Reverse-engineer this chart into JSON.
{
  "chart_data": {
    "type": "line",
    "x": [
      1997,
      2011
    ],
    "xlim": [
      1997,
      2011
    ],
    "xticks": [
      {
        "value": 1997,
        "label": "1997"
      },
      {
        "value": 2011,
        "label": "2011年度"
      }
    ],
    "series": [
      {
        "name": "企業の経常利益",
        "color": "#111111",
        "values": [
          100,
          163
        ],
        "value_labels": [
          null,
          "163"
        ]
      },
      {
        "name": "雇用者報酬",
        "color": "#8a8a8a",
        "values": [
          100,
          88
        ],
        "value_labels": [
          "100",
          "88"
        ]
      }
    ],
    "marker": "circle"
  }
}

────

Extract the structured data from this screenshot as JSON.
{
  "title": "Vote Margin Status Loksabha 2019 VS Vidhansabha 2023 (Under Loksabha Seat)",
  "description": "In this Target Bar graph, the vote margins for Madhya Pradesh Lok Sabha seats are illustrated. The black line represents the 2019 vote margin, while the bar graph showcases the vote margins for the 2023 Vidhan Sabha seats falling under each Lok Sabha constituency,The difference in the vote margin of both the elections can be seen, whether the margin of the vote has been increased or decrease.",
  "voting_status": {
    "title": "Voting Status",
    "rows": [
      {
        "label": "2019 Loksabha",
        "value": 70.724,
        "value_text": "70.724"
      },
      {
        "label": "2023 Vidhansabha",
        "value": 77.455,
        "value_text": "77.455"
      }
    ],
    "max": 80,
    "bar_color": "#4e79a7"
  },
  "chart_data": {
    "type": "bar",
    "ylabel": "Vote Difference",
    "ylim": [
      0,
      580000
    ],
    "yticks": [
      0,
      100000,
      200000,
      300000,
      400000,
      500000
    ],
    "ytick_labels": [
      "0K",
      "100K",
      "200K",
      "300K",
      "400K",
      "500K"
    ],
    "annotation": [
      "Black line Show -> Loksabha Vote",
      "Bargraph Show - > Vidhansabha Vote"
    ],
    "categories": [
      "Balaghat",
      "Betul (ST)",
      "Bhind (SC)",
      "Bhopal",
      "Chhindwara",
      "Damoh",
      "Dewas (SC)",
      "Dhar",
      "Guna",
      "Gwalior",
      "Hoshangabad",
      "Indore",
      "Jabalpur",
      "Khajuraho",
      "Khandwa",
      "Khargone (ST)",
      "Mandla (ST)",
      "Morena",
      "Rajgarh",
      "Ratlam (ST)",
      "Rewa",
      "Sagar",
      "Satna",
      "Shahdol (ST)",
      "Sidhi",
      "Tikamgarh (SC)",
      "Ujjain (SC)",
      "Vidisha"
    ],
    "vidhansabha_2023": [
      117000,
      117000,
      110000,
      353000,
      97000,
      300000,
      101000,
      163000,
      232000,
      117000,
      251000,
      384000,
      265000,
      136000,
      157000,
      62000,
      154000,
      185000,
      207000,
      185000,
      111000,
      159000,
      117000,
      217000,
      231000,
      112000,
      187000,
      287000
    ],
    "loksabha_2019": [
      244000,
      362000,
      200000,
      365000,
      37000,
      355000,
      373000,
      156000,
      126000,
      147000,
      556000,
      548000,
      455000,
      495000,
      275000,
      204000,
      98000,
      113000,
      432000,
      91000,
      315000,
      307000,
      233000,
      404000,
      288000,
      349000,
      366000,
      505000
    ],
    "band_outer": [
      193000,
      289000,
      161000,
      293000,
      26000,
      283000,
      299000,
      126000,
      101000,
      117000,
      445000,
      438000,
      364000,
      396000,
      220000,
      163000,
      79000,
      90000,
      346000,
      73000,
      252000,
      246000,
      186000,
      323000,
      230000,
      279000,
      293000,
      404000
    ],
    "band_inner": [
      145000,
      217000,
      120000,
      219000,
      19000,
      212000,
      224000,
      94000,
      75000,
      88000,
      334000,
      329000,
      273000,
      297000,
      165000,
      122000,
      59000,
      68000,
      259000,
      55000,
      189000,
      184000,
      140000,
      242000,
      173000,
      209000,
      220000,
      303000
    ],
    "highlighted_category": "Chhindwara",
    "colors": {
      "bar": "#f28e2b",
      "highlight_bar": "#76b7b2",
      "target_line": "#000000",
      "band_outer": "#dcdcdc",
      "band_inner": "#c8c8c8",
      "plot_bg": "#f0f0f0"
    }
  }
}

────

▸ **Exercise requirements**
Among the entries, how many lines contain the string "title"? Give the number without anything else.

▸ **Exercise answer**
2